● **The input**:

════

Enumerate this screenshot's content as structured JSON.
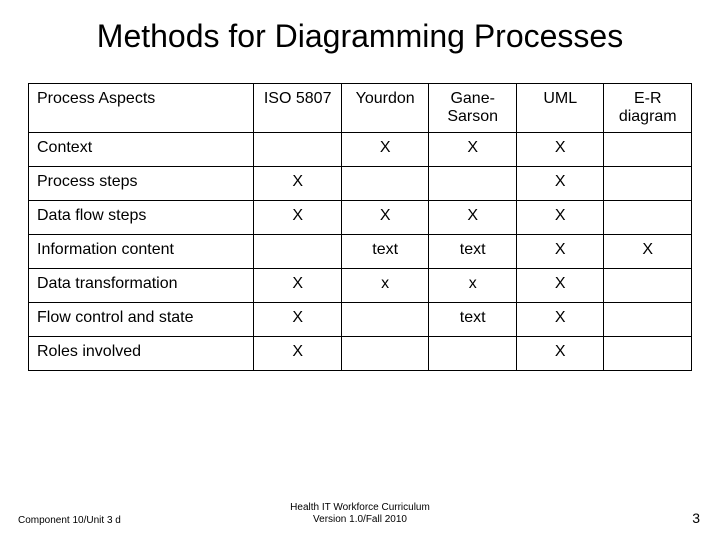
{
  "title": "Methods for Diagramming Processes",
  "table": {
    "columns": [
      "Process Aspects",
      "ISO 5807",
      "Yourdon",
      "Gane-Sarson",
      "UML",
      "E-R diagram"
    ],
    "rows": [
      {
        "label": "Context",
        "cells": [
          "",
          "X",
          "X",
          "X",
          ""
        ]
      },
      {
        "label": "Process steps",
        "cells": [
          "X",
          "",
          "",
          "X",
          ""
        ]
      },
      {
        "label": "Data flow steps",
        "cells": [
          "X",
          "X",
          "X",
          "X",
          ""
        ]
      },
      {
        "label": "Information content",
        "cells": [
          "",
          "text",
          "text",
          "X",
          "X"
        ]
      },
      {
        "label": "Data transformation",
        "cells": [
          "X",
          "x",
          "x",
          "X",
          ""
        ]
      },
      {
        "label": "Flow control and state",
        "cells": [
          "X",
          "",
          "text",
          "X",
          ""
        ]
      },
      {
        "label": "Roles involved",
        "cells": [
          "X",
          "",
          "",
          "X",
          ""
        ]
      }
    ],
    "col_align": [
      "left",
      "center",
      "center",
      "center",
      "center",
      "center"
    ],
    "border_color": "#000000",
    "background_color": "#ffffff",
    "font_size": 16
  },
  "footer": {
    "left": "Component 10/Unit 3 d",
    "center_line1": "Health IT Workforce Curriculum",
    "center_line2": "Version 1.0/Fall 2010",
    "page_number": "3"
  }
}
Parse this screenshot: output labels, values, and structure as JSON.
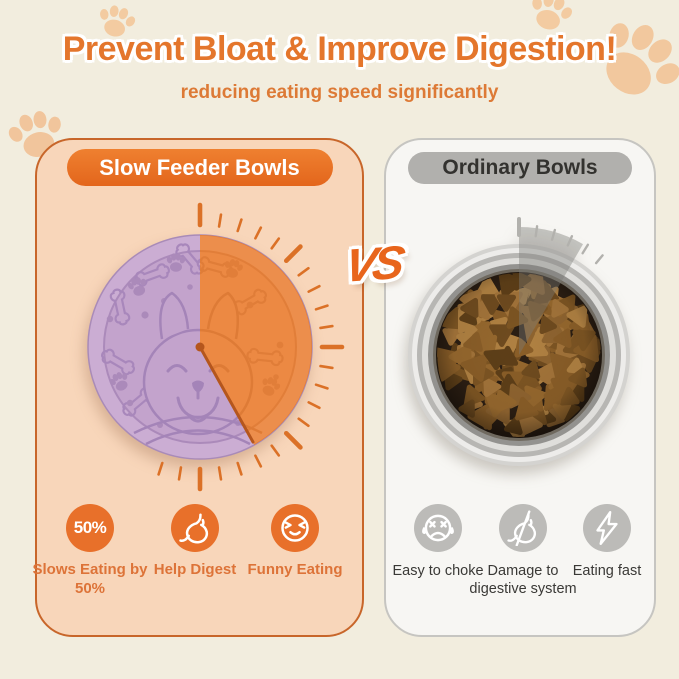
{
  "header": {
    "title": "Prevent Bloat & Improve Digestion!",
    "subtitle": "reducing eating speed significantly"
  },
  "vs_label": "VS",
  "left_panel": {
    "title": "Slow Feeder Bowls",
    "bowl_style": "slow-feeder-maze-bowl",
    "timer_sweep_deg": 151,
    "features": [
      {
        "icon": "badge-50-percent",
        "badge_text": "50%",
        "label": "Slows Eating by 50%"
      },
      {
        "icon": "stomach-icon",
        "label": "Help Digest"
      },
      {
        "icon": "laughing-face-icon",
        "label": "Funny Eating"
      }
    ]
  },
  "right_panel": {
    "title": "Ordinary Bowls",
    "bowl_style": "stainless-steel-kibble-bowl",
    "timer_sweep_deg": 30,
    "drawbacks": [
      {
        "icon": "choking-face-icon",
        "label": "Easy to choke"
      },
      {
        "icon": "damaged-stomach-icon",
        "label": "Damage to digestive system"
      },
      {
        "icon": "lightning-icon",
        "label": "Eating fast"
      }
    ]
  },
  "colors": {
    "cream_bg": "#f2edde",
    "accent_orange": "#e4762c",
    "left_panel_bg": "#f8d6ba",
    "left_panel_border": "#c8662a",
    "pill_orange": "#e9701f",
    "right_panel_bg": "#f7f6f3",
    "pill_gray": "#b1b0ad",
    "bowl_lilac": "#c9aad0",
    "timer_wedge_orange": "#dd7a35",
    "kibble_brown": "#8a5e28",
    "steel_gray": "#d4d3d0",
    "dark_text": "#3a3936"
  }
}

════

● **Exercise directions**:
Take the line that contains "Parse this screenshot: output" and every line after it up to the end of the records above, and restate them exactly, without the pictures.

● **Completed task**:
Parse this screenshot: output labels, values, and structure as JSON.
{
  "header": {
    "title": "Prevent Bloat & Improve Digestion!",
    "subtitle": "reducing eating speed significantly"
  },
  "vs_label": "VS",
  "left_panel": {
    "title": "Slow Feeder Bowls",
    "bowl_style": "slow-feeder-maze-bowl",
    "timer_sweep_deg": 151,
    "features": [
      {
        "icon": "badge-50-percent",
        "badge_text": "50%",
        "label": "Slows Eating by 50%"
      },
      {
        "icon": "stomach-icon",
        "label": "Help Digest"
      },
      {
        "icon": "laughing-face-icon",
        "label": "Funny Eating"
      }
    ]
  },
  "right_panel": {
    "title": "Ordinary Bowls",
    "bowl_style": "stainless-steel-kibble-bowl",
    "timer_sweep_deg": 30,
    "drawbacks": [
      {
        "icon": "choking-face-icon",
        "label": "Easy to choke"
      },
      {
        "icon": "damaged-stomach-icon",
        "label": "Damage to digestive system"
      },
      {
        "icon": "lightning-icon",
        "label": "Eating fast"
      }
    ]
  },
  "colors": {
    "cream_bg": "#f2edde",
    "accent_orange": "#e4762c",
    "left_panel_bg": "#f8d6ba",
    "left_panel_border": "#c8662a",
    "pill_orange": "#e9701f",
    "right_panel_bg": "#f7f6f3",
    "pill_gray": "#b1b0ad",
    "bowl_lilac": "#c9aad0",
    "timer_wedge_orange": "#dd7a35",
    "kibble_brown": "#8a5e28",
    "steel_gray": "#d4d3d0",
    "dark_text": "#3a3936"
  }
}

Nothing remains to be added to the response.